### THE TASK:
All records are to be retyped faithfully and completely.

### LISTED RECORDS:
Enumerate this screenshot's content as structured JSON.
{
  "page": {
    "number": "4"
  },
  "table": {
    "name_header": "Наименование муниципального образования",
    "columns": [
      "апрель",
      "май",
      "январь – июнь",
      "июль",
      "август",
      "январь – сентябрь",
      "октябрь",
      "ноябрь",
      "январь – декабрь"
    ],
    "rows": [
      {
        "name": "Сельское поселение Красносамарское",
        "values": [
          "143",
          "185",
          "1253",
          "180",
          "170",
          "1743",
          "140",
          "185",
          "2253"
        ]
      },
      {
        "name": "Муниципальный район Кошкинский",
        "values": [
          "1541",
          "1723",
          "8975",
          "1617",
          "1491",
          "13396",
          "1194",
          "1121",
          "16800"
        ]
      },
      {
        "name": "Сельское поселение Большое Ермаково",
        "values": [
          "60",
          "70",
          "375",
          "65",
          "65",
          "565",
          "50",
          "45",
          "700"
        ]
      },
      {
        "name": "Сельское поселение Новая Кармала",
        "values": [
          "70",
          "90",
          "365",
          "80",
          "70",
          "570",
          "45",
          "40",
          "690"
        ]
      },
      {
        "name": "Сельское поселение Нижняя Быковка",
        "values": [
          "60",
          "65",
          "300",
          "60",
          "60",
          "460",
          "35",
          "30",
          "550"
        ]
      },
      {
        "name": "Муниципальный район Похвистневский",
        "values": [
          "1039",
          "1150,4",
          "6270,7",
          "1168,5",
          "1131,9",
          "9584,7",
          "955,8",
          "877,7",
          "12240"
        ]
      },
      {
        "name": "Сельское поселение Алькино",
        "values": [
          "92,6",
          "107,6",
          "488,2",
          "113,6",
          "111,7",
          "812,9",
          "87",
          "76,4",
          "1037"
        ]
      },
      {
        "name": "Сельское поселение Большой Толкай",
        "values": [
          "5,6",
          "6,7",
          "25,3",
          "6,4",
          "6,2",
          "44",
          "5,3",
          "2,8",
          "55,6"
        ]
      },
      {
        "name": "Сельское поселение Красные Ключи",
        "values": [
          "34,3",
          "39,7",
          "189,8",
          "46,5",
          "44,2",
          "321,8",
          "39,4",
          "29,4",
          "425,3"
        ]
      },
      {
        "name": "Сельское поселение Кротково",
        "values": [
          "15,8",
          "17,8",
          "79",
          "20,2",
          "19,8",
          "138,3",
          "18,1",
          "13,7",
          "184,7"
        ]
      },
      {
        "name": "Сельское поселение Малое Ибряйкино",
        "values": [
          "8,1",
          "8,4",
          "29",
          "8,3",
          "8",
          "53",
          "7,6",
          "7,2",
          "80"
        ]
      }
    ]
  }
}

### FINAL RESULT:
Enumerate this screenshot's content as structured JSON.
{
  "page": {
    "number": "4"
  },
  "table": {
    "name_header": "Наименование муниципального образования",
    "columns": [
      "апрель",
      "май",
      "январь – июнь",
      "июль",
      "август",
      "январь – сентябрь",
      "октябрь",
      "ноябрь",
      "январь – декабрь"
    ],
    "rows": [
      {
        "name": "Сельское поселение Красносамарское",
        "values": [
          "143",
          "185",
          "1253",
          "180",
          "170",
          "1743",
          "140",
          "185",
          "2253"
        ]
      },
      {
        "name": "Муниципальный район Кошкинский",
        "values": [
          "1541",
          "1723",
          "8975",
          "1617",
          "1491",
          "13396",
          "1194",
          "1121",
          "16800"
        ]
      },
      {
        "name": "Сельское поселение Большое Ермаково",
        "values": [
          "60",
          "70",
          "375",
          "65",
          "65",
          "565",
          "50",
          "45",
          "700"
        ]
      },
      {
        "name": "Сельское поселение Новая Кармала",
        "values": [
          "70",
          "90",
          "365",
          "80",
          "70",
          "570",
          "45",
          "40",
          "690"
        ]
      },
      {
        "name": "Сельское поселение Нижняя Быковка",
        "values": [
          "60",
          "65",
          "300",
          "60",
          "60",
          "460",
          "35",
          "30",
          "550"
        ]
      },
      {
        "name": "Муниципальный район Похвистневский",
        "values": [
          "1039",
          "1150,4",
          "6270,7",
          "1168,5",
          "1131,9",
          "9584,7",
          "955,8",
          "877,7",
          "12240"
        ]
      },
      {
        "name": "Сельское поселение Алькино",
        "values": [
          "92,6",
          "107,6",
          "488,2",
          "113,6",
          "111,7",
          "812,9",
          "87",
          "76,4",
          "1037"
        ]
      },
      {
        "name": "Сельское поселение Большой Толкай",
        "values": [
          "5,6",
          "6,7",
          "25,3",
          "6,4",
          "6,2",
          "44",
          "5,3",
          "2,8",
          "55,6"
        ]
      },
      {
        "name": "Сельское поселение Красные Ключи",
        "values": [
          "34,3",
          "39,7",
          "189,8",
          "46,5",
          "44,2",
          "321,8",
          "39,4",
          "29,4",
          "425,3"
        ]
      },
      {
        "name": "Сельское поселение Кротково",
        "values": [
          "15,8",
          "17,8",
          "79",
          "20,2",
          "19,8",
          "138,3",
          "18,1",
          "13,7",
          "184,7"
        ]
      },
      {
        "name": "Сельское поселение Малое Ибряйкино",
        "values": [
          "8,1",
          "8,4",
          "29",
          "8,3",
          "8",
          "53",
          "7,6",
          "7,2",
          "80"
        ]
      }
    ]
  }
}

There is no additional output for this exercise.